_INSTRUCTIONS FOR THE TASK:_ Read the lines that follow and pick out every one containing the word "stress".
## Begin INPUT MATERIAL
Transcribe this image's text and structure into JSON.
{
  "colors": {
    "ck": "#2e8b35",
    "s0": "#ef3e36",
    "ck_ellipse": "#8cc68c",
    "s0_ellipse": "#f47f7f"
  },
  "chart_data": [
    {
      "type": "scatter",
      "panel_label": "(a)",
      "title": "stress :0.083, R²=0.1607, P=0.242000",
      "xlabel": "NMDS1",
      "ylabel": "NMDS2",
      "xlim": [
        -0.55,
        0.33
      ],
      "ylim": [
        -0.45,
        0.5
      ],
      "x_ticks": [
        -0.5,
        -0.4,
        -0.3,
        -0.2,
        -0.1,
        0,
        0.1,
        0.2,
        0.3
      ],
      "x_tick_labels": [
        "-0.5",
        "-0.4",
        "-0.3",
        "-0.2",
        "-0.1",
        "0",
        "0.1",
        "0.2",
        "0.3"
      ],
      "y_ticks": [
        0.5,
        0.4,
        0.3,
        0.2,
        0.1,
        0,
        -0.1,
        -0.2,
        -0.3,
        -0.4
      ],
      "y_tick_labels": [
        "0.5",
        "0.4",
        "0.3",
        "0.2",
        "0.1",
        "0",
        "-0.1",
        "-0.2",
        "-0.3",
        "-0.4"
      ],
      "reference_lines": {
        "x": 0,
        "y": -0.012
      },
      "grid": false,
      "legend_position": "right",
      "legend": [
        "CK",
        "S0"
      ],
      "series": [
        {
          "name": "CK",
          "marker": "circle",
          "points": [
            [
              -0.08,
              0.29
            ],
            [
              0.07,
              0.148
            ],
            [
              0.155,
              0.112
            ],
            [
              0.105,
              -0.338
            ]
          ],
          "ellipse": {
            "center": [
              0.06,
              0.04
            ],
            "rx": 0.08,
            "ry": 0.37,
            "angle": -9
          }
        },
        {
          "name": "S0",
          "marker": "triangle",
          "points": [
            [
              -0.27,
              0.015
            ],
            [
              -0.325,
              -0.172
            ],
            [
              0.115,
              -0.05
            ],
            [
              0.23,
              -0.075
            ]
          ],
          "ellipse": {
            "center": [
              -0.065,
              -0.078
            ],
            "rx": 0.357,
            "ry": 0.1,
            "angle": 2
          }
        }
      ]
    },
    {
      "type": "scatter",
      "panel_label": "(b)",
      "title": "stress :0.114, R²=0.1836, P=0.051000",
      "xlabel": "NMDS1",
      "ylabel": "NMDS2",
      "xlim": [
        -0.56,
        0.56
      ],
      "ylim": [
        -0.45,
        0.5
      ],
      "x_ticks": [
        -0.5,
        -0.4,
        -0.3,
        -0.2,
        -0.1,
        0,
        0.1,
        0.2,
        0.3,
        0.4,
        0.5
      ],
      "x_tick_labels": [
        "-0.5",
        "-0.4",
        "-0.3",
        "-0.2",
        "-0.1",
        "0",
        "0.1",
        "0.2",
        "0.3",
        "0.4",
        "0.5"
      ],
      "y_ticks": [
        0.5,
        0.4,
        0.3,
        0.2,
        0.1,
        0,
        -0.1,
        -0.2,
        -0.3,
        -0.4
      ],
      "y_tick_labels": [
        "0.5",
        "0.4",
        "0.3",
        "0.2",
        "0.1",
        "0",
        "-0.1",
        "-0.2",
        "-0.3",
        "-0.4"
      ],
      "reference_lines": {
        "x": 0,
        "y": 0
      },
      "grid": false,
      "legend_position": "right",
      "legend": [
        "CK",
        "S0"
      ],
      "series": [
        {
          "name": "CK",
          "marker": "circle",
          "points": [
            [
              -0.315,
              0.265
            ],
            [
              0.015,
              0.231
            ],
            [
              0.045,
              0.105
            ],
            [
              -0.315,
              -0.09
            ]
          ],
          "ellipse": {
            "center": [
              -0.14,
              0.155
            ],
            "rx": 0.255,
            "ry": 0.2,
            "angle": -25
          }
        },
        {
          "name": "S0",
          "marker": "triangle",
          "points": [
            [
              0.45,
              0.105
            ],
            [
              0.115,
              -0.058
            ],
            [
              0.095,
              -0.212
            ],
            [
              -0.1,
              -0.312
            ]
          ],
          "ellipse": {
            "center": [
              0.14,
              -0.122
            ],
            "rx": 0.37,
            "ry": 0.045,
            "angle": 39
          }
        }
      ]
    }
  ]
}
## End INPUT MATERIAL
_ANSWER TO THIS EXERCISE:_
      "title": "stress :0.083, R²=0.1607, P=0.242000",
      "title": "stress :0.114, R²=0.1836, P=0.051000",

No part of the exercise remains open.